### WORK INSTRUCTIONS
Pick out every line that holds the string "Absent" and copy it.

— start of RECORDS TO PROCESS —

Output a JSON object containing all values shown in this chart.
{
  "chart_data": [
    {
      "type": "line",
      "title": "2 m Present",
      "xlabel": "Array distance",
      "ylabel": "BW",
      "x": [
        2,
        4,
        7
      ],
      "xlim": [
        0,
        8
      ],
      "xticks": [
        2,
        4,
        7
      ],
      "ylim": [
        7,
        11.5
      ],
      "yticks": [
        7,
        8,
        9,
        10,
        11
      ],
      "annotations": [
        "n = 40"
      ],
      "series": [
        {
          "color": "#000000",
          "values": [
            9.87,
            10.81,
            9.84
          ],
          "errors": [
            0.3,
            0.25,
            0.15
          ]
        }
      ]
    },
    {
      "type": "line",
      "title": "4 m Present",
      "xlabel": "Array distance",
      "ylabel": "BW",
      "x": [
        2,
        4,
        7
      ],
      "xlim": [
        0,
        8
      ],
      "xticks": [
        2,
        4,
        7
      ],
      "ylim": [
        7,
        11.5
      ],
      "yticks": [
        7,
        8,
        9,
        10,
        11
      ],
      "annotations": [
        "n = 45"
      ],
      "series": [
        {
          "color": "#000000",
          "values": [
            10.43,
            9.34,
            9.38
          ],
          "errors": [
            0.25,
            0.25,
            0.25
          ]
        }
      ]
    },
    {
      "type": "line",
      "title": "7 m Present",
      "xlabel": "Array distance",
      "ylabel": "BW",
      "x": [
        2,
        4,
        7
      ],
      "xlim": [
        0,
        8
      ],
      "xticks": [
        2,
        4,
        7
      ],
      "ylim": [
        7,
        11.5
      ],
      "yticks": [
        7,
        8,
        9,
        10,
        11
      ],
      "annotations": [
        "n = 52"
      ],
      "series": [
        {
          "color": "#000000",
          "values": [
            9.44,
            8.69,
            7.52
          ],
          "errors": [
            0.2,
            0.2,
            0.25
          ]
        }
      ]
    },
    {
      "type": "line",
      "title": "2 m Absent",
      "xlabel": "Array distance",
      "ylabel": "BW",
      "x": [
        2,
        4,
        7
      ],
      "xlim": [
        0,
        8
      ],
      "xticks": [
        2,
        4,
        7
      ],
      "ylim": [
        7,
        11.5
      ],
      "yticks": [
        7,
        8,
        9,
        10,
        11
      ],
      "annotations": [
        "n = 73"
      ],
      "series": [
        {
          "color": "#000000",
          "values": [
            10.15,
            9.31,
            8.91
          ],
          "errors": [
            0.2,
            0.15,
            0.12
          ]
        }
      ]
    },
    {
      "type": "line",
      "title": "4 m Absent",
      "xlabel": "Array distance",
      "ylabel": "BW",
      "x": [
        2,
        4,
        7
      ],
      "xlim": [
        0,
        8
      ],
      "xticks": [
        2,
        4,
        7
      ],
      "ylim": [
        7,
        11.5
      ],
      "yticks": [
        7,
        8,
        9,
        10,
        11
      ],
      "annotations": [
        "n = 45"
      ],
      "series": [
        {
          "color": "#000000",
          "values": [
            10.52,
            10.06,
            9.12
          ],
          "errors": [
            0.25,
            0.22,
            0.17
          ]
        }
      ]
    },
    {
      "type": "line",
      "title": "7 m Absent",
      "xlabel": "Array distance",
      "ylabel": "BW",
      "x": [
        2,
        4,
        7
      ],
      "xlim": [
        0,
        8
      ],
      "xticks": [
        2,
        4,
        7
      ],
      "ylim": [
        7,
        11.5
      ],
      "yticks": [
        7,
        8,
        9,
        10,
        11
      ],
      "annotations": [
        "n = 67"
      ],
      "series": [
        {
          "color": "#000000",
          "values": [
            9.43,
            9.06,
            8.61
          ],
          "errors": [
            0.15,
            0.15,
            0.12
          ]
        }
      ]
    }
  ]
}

— end of RECORDS TO PROCESS —

### EXERCISE OUTPUT
      "title": "2 m Absent",
      "title": "4 m Absent",
      "title": "7 m Absent",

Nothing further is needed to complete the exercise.